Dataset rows
# # # # # # #

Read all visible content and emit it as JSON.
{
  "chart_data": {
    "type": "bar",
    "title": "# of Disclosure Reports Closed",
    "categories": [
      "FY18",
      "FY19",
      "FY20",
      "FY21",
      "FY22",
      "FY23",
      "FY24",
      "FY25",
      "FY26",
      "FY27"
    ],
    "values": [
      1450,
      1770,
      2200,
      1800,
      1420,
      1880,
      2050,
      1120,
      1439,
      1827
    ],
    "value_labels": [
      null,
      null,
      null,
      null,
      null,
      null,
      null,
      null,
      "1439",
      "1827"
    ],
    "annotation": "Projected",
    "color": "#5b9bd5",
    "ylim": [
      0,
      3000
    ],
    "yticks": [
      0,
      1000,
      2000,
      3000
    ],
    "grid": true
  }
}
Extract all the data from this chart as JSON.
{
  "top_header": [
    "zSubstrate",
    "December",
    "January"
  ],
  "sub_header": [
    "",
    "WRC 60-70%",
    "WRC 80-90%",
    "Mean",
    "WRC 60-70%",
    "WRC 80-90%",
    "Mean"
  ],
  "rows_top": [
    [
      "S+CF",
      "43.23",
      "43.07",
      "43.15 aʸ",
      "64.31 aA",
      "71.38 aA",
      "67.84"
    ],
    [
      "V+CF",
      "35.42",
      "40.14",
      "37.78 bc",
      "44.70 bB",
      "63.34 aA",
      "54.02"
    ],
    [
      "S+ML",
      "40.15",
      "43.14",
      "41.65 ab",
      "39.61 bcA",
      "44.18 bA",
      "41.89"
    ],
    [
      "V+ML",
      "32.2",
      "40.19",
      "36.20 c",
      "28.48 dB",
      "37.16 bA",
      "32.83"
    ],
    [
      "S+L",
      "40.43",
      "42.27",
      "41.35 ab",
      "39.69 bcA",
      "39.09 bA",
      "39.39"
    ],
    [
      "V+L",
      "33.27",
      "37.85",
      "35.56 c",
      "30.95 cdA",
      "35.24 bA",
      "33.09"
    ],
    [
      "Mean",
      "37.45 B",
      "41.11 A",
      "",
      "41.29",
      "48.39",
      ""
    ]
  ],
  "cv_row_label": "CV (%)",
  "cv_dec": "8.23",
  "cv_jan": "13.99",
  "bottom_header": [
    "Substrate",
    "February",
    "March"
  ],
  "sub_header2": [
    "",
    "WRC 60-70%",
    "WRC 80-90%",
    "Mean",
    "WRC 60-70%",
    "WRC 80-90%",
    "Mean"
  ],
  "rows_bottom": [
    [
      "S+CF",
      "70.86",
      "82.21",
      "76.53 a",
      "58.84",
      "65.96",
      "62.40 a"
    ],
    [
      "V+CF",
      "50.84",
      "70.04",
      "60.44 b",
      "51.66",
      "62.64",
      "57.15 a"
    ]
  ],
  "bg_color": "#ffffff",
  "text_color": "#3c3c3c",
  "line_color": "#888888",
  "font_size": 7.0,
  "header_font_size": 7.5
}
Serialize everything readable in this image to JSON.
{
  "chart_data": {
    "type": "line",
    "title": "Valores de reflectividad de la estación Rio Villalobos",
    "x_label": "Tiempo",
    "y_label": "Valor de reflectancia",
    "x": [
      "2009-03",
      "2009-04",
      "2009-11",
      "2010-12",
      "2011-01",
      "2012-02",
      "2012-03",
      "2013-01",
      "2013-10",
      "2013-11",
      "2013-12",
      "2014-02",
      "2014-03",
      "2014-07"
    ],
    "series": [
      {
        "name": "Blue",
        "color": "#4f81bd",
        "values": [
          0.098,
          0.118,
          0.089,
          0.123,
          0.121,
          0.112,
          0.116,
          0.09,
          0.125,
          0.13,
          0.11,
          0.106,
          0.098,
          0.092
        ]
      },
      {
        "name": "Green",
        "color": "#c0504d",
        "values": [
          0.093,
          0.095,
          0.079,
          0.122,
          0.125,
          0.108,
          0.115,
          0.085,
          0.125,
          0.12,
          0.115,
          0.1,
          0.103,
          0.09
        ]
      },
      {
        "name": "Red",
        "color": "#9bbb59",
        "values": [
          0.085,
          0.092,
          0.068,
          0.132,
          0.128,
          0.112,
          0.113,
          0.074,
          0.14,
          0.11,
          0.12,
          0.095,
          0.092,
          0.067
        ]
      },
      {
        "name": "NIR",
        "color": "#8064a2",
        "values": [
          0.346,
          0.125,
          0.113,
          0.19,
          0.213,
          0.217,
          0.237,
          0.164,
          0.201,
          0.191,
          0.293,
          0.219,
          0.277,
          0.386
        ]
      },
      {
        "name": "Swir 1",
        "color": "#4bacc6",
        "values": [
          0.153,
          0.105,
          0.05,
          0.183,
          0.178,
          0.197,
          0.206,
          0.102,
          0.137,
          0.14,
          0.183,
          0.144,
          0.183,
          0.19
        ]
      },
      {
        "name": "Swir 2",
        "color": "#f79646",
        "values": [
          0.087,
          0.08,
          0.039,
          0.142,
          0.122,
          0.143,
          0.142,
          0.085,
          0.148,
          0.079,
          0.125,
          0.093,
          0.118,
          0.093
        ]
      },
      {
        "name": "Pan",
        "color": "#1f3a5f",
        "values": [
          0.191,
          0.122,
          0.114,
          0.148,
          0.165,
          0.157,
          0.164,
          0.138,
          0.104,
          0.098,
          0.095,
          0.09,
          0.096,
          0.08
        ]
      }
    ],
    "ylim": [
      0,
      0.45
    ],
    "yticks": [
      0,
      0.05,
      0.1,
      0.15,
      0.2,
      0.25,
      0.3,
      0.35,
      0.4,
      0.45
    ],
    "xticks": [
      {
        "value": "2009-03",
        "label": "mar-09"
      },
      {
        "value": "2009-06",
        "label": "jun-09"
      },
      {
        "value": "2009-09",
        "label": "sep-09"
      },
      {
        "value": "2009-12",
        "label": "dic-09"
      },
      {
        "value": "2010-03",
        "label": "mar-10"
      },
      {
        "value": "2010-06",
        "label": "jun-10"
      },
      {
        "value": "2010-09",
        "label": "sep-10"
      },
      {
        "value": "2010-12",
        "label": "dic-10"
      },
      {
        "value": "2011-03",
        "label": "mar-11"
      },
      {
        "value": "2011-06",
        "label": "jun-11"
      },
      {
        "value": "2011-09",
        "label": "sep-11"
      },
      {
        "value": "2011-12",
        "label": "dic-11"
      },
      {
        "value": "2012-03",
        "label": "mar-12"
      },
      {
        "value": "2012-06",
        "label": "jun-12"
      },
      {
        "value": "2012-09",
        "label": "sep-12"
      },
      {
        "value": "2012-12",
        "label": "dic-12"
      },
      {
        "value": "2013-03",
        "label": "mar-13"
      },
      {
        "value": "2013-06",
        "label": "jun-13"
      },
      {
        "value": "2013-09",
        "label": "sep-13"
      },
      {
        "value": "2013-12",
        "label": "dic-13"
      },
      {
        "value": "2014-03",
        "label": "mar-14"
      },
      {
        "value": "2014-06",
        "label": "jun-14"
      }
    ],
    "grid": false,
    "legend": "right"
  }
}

# # # # # # #

■ Given exercise: Exactly reproduce every line of the records.

■ Answer for the task:
Read all visible content and emit it as JSON.
{
  "chart_data": {
    "type": "bar",
    "title": "# of Disclosure Reports Closed",
    "categories": [
      "FY18",
      "FY19",
      "FY20",
      "FY21",
      "FY22",
      "FY23",
      "FY24",
      "FY25",
      "FY26",
      "FY27"
    ],
    "values": [
      1450,
      1770,
      2200,
      1800,
      1420,
      1880,
      2050,
      1120,
      1439,
      1827
    ],
    "value_labels": [
      null,
      null,
      null,
      null,
      null,
      null,
      null,
      null,
      "1439",
      "1827"
    ],
    "annotation": "Projected",
    "color": "#5b9bd5",
    "ylim": [
      0,
      3000
    ],
    "yticks": [
      0,
      1000,
      2000,
      3000
    ],
    "grid": true
  }
}
Extract all the data from this chart as JSON.
{
  "top_header": [
    "zSubstrate",
    "December",
    "January"
  ],
  "sub_header": [
    "",
    "WRC 60-70%",
    "WRC 80-90%",
    "Mean",
    "WRC 60-70%",
    "WRC 80-90%",
    "Mean"
  ],
  "rows_top": [
    [
      "S+CF",
      "43.23",
      "43.07",
      "43.15 aʸ",
      "64.31 aA",
      "71.38 aA",
      "67.84"
    ],
    [
      "V+CF",
      "35.42",
      "40.14",
      "37.78 bc",
      "44.70 bB",
      "63.34 aA",
      "54.02"
    ],
    [
      "S+ML",
      "40.15",
      "43.14",
      "41.65 ab",
      "39.61 bcA",
      "44.18 bA",
      "41.89"
    ],
    [
      "V+ML",
      "32.2",
      "40.19",
      "36.20 c",
      "28.48 dB",
      "37.16 bA",
      "32.83"
    ],
    [
      "S+L",
      "40.43",
      "42.27",
      "41.35 ab",
      "39.69 bcA",
      "39.09 bA",
      "39.39"
    ],
    [
      "V+L",
      "33.27",
      "37.85",
      "35.56 c",
      "30.95 cdA",
      "35.24 bA",
      "33.09"
    ],
    [
      "Mean",
      "37.45 B",
      "41.11 A",
      "",
      "41.29",
      "48.39",
      ""
    ]
  ],
  "cv_row_label": "CV (%)",
  "cv_dec": "8.23",
  "cv_jan": "13.99",
  "bottom_header": [
    "Substrate",
    "February",
    "March"
  ],
  "sub_header2": [
    "",
    "WRC 60-70%",
    "WRC 80-90%",
    "Mean",
    "WRC 60-70%",
    "WRC 80-90%",
    "Mean"
  ],
  "rows_bottom": [
    [
      "S+CF",
      "70.86",
      "82.21",
      "76.53 a",
      "58.84",
      "65.96",
      "62.40 a"
    ],
    [
      "V+CF",
      "50.84",
      "70.04",
      "60.44 b",
      "51.66",
      "62.64",
      "57.15 a"
    ]
  ],
  "bg_color": "#ffffff",
  "text_color": "#3c3c3c",
  "line_color": "#888888",
  "font_size": 7.0,
  "header_font_size": 7.5
}
Serialize everything readable in this image to JSON.
{
  "chart_data": {
    "type": "line",
    "title": "Valores de reflectividad de la estación Rio Villalobos",
    "x_label": "Tiempo",
    "y_label": "Valor de reflectancia",
    "x": [
      "2009-03",
      "2009-04",
      "2009-11",
      "2010-12",
      "2011-01",
      "2012-02",
      "2012-03",
      "2013-01",
      "2013-10",
      "2013-11",
      "2013-12",
      "2014-02",
      "2014-03",
      "2014-07"
    ],
    "series": [
      {
        "name": "Blue",
        "color": "#4f81bd",
        "values": [
          0.098,
          0.118,
          0.089,
          0.123,
          0.121,
          0.112,
          0.116,
          0.09,
          0.125,
          0.13,
          0.11,
          0.106,
          0.098,
          0.092
        ]
      },
      {
        "name": "Green",
        "color": "#c0504d",
        "values": [
          0.093,
          0.095,
          0.079,
          0.122,
          0.125,
          0.108,
          0.115,
          0.085,
          0.125,
          0.12,
          0.115,
          0.1,
          0.103,
          0.09
        ]
      },
      {
        "name": "Red",
        "color": "#9bbb59",
        "values": [
          0.085,
          0.092,
          0.068,
          0.132,
          0.128,
          0.112,
          0.113,
          0.074,
          0.14,
          0.11,
          0.12,
          0.095,
          0.092,
          0.067
        ]
      },
      {
        "name": "NIR",
        "color": "#8064a2",
        "values": [
          0.346,
          0.125,
          0.113,
          0.19,
          0.213,
          0.217,
          0.237,
          0.164,
          0.201,
          0.191,
          0.293,
          0.219,
          0.277,
          0.386
        ]
      },
      {
        "name": "Swir 1",
        "color": "#4bacc6",
        "values": [
          0.153,
          0.105,
          0.05,
          0.183,
          0.178,
          0.197,
          0.206,
          0.102,
          0.137,
          0.14,
          0.183,
          0.144,
          0.183,
          0.19
        ]
      },
      {
        "name": "Swir 2",
        "color": "#f79646",
        "values": [
          0.087,
          0.08,
          0.039,
          0.142,
          0.122,
          0.143,
          0.142,
          0.085,
          0.148,
          0.079,
          0.125,
          0.093,
          0.118,
          0.093
        ]
      },
      {
        "name": "Pan",
        "color": "#1f3a5f",
        "values": [
          0.191,
          0.122,
          0.114,
          0.148,
          0.165,
          0.157,
          0.164,
          0.138,
          0.104,
          0.098,
          0.095,
          0.09,
          0.096,
          0.08
        ]
      }
    ],
    "ylim": [
      0,
      0.45
    ],
    "yticks": [
      0,
      0.05,
      0.1,
      0.15,
      0.2,
      0.25,
      0.3,
      0.35,
      0.4,
      0.45
    ],
    "xticks": [
      {
        "value": "2009-03",
        "label": "mar-09"
      },
      {
        "value": "2009-06",
        "label": "jun-09"
      },
      {
        "value": "2009-09",
        "label": "sep-09"
      },
      {
        "value": "2009-12",
        "label": "dic-09"
      },
      {
        "value": "2010-03",
        "label": "mar-10"
      },
      {
        "value": "2010-06",
        "label": "jun-10"
      },
      {
        "value": "2010-09",
        "label": "sep-10"
      },
      {
        "value": "2010-12",
        "label": "dic-10"
      },
      {
        "value": "2011-03",
        "label": "mar-11"
      },
      {
        "value": "2011-06",
        "label": "jun-11"
      },
      {
        "value": "2011-09",
        "label": "sep-11"
      },
      {
        "value": "2011-12",
        "label": "dic-11"
      },
      {
        "value": "2012-03",
        "label": "mar-12"
      },
      {
        "value": "2012-06",
        "label": "jun-12"
      },
      {
        "value": "2012-09",
        "label": "sep-12"
      },
      {
        "value": "2012-12",
        "label": "dic-12"
      },
      {
        "value": "2013-03",
        "label": "mar-13"
      },
      {
        "value": "2013-06",
        "label": "jun-13"
      },
      {
        "value": "2013-09",
        "label": "sep-13"
      },
      {
        "value": "2013-12",
        "label": "dic-13"
      },
      {
        "value": "2014-03",
        "label": "mar-14"
      },
      {
        "value": "2014-06",
        "label": "jun-14"
      }
    ],
    "grid": false,
    "legend": "right"
  }
}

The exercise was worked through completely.